— What you have to do —
Transcribe the data that follows precisely, omitting nothing.

— Raw records —
▬▬▬▬▬▬▬▬▬▬

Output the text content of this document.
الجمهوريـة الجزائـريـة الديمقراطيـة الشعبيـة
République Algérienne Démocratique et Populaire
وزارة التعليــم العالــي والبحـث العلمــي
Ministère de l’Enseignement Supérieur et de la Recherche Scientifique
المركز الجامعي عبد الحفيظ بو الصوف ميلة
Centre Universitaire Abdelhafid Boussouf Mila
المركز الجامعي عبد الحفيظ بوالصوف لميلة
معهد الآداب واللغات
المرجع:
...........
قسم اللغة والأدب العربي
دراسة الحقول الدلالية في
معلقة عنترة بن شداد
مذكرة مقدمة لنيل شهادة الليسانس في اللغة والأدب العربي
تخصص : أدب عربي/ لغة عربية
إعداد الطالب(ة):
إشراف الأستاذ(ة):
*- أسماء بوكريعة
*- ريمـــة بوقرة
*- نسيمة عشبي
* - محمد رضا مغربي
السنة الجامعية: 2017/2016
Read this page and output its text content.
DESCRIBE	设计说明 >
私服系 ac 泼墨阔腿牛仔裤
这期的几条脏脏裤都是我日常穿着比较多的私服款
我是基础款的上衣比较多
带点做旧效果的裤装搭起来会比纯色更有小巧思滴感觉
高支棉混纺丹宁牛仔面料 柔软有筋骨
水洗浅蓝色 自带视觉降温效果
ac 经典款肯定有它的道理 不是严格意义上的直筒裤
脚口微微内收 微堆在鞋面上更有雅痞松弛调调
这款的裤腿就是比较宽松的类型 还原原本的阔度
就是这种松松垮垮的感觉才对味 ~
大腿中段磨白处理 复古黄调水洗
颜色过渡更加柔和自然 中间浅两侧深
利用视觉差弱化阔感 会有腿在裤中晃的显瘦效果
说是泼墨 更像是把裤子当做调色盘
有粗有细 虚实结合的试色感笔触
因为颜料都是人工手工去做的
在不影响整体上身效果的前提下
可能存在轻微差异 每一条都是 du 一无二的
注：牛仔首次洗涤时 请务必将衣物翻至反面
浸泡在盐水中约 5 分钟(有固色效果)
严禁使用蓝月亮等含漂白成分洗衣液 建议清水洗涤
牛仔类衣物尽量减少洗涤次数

▬▬▬▬▬▬▬▬▬▬

— Problem solution —
Output the text content of this document.
الجمهوريـة الجزائـريـة الديمقراطيـة الشعبيـة
République Algérienne Démocratique et Populaire
وزارة التعليــم العالــي والبحـث العلمــي
Ministère de l’Enseignement Supérieur et de la Recherche Scientifique
المركز الجامعي عبد الحفيظ بو الصوف ميلة
Centre Universitaire Abdelhafid Boussouf Mila
المركز الجامعي عبد الحفيظ بوالصوف لميلة
معهد الآداب واللغات
المرجع:
...........
قسم اللغة والأدب العربي
دراسة الحقول الدلالية في
معلقة عنترة بن شداد
مذكرة مقدمة لنيل شهادة الليسانس في اللغة والأدب العربي
تخصص : أدب عربي/ لغة عربية
إعداد الطالب(ة):
إشراف الأستاذ(ة):
*- أسماء بوكريعة
*- ريمـــة بوقرة
*- نسيمة عشبي
* - محمد رضا مغربي
السنة الجامعية: 2017/2016
Read this page and output its text content.
DESCRIBE	设计说明 >
私服系 ac 泼墨阔腿牛仔裤
这期的几条脏脏裤都是我日常穿着比较多的私服款
我是基础款的上衣比较多
带点做旧效果的裤装搭起来会比纯色更有小巧思滴感觉
高支棉混纺丹宁牛仔面料 柔软有筋骨
水洗浅蓝色 自带视觉降温效果
ac 经典款肯定有它的道理 不是严格意义上的直筒裤
脚口微微内收 微堆在鞋面上更有雅痞松弛调调
这款的裤腿就是比较宽松的类型 还原原本的阔度
就是这种松松垮垮的感觉才对味 ~
大腿中段磨白处理 复古黄调水洗
颜色过渡更加柔和自然 中间浅两侧深
利用视觉差弱化阔感 会有腿在裤中晃的显瘦效果
说是泼墨 更像是把裤子当做调色盘
有粗有细 虚实结合的试色感笔触
因为颜料都是人工手工去做的
在不影响整体上身效果的前提下
可能存在轻微差异 每一条都是 du 一无二的
注：牛仔首次洗涤时 请务必将衣物翻至反面
浸泡在盐水中约 5 分钟(有固色效果)
严禁使用蓝月亮等含漂白成分洗衣液 建议清水洗涤
牛仔类衣物尽量减少洗涤次数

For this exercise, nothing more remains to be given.